Records from a collection of figures
──────
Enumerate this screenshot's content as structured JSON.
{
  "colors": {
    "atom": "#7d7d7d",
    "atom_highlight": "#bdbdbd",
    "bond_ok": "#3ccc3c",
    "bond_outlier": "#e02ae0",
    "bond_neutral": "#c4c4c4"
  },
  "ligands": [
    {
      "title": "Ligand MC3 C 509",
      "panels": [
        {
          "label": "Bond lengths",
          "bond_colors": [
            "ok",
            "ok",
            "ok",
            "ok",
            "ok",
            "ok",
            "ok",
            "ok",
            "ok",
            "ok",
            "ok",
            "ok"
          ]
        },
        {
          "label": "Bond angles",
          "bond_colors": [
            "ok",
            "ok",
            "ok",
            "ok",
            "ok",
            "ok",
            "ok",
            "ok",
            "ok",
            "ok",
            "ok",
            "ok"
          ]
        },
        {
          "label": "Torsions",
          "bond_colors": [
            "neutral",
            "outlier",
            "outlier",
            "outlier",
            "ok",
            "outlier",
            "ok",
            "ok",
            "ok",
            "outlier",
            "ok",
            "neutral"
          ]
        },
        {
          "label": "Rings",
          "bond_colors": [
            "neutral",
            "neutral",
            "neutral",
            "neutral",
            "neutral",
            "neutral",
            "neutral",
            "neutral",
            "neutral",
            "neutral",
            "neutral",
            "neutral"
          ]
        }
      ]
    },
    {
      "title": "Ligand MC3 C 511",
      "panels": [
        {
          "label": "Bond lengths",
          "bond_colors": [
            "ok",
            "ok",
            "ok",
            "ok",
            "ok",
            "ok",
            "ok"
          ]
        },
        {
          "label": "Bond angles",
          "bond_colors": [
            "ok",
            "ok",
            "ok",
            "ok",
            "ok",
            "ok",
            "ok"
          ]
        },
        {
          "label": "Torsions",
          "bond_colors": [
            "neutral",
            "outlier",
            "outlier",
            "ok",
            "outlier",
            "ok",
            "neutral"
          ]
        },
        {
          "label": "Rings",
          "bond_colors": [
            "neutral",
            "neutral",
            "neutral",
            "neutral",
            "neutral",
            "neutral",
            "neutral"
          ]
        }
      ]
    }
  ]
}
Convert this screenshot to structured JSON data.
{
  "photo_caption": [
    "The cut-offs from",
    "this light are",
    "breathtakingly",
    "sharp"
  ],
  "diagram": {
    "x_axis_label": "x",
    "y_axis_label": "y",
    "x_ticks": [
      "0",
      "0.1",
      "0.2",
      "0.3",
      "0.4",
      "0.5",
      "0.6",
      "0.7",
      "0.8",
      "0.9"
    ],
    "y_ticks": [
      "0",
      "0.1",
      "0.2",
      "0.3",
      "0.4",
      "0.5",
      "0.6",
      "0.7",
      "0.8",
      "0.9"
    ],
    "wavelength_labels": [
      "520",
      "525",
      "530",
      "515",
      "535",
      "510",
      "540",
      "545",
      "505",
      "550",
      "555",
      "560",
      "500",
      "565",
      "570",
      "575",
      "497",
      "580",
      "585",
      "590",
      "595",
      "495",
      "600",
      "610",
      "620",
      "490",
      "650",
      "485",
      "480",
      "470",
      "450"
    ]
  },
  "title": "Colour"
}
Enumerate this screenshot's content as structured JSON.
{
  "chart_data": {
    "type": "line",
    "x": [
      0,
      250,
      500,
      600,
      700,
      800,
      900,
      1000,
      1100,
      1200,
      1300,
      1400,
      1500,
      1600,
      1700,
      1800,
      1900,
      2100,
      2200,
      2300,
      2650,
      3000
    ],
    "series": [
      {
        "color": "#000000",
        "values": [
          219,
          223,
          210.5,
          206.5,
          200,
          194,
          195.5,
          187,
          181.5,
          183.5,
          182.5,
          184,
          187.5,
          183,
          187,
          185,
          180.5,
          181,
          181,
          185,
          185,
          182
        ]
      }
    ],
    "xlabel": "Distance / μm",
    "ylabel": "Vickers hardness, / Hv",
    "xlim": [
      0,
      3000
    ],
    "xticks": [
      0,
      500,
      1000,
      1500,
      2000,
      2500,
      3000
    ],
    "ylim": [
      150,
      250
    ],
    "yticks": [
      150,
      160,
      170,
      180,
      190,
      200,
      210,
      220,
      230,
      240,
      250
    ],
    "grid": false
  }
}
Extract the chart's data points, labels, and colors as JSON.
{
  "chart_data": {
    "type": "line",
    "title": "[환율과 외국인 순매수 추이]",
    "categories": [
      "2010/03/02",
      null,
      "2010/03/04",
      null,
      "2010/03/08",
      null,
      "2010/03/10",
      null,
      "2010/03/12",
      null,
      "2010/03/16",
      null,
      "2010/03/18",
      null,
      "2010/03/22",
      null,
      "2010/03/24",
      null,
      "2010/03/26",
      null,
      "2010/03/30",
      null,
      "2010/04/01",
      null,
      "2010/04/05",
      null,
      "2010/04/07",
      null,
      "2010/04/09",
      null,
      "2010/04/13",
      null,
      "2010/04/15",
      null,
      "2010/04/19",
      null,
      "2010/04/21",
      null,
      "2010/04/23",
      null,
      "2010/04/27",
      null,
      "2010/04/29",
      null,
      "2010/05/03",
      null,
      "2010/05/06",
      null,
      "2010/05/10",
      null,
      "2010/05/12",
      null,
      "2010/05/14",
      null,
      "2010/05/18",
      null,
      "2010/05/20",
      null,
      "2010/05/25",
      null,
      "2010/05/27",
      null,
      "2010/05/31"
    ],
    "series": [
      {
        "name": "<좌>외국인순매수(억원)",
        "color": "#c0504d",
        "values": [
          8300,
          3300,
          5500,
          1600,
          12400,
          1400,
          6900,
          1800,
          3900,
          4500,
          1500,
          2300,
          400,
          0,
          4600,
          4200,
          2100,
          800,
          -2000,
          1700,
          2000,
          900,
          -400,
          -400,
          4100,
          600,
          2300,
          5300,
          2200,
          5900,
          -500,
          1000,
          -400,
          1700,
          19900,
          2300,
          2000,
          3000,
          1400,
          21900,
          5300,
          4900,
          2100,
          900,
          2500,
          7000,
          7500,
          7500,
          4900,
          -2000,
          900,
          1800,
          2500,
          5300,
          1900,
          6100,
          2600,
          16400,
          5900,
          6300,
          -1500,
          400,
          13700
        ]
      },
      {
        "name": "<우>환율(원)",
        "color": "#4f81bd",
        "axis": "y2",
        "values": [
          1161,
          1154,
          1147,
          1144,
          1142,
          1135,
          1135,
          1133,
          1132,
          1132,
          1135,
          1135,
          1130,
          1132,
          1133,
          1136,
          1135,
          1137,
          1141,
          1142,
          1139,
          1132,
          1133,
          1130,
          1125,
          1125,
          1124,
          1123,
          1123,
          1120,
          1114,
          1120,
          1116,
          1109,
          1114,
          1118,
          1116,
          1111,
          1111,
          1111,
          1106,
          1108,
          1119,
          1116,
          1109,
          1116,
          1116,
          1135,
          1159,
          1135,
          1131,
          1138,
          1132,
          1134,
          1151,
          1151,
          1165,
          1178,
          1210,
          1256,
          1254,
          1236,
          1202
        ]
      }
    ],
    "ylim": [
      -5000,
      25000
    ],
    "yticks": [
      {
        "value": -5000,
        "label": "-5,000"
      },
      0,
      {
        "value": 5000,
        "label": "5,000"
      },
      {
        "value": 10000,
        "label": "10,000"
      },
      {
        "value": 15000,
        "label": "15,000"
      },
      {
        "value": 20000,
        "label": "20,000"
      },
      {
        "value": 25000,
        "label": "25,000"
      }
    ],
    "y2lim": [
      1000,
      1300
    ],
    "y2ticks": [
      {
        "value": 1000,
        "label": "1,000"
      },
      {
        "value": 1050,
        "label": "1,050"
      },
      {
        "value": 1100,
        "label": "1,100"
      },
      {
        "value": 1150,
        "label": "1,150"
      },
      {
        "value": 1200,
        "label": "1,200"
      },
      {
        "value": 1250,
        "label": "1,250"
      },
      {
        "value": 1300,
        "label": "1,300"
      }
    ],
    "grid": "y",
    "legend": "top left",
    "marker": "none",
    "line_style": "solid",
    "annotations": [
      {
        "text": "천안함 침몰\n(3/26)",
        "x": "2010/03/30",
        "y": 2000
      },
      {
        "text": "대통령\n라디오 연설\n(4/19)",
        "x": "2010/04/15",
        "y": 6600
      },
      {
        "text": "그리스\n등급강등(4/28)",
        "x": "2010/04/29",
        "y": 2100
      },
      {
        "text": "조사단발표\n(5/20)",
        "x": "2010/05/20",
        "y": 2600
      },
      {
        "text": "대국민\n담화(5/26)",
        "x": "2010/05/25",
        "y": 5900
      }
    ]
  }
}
──────
### Exercise
Show all lines from the data above in which the word "JSON" appears.

### Right answer
Enumerate this screenshot's content as structured JSON.
Convert this screenshot to structured JSON data.
Enumerate this screenshot's content as structured JSON.
Extract the chart's data points, labels, and colors as JSON.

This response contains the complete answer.